[Part of a data file]
####

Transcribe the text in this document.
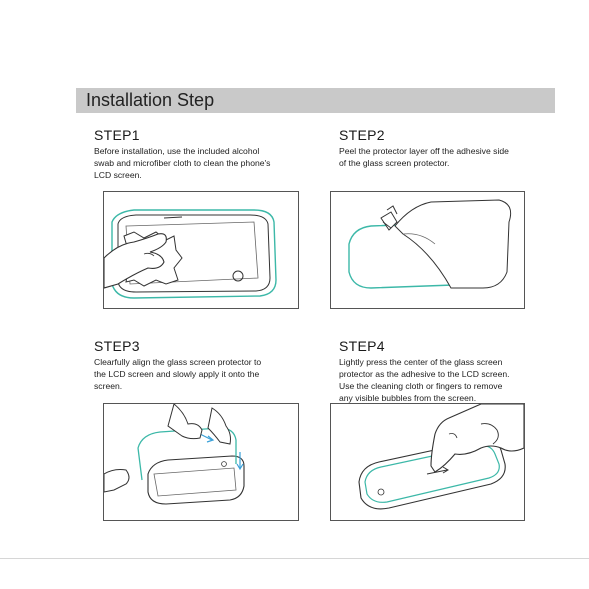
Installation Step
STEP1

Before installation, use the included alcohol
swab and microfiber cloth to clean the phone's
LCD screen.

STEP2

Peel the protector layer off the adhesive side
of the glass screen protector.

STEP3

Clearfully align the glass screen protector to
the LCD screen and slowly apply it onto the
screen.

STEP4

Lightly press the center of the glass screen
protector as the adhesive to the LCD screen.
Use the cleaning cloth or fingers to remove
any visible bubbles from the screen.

####

#### Stated task:
Looking at the data above, show all lines where the word "protector" occurs.

#### Answer:
Peel the protector layer off the adhesive side
of the glass screen protector.
Clearfully align the glass screen protector to
protector as the adhesive to the LCD screen.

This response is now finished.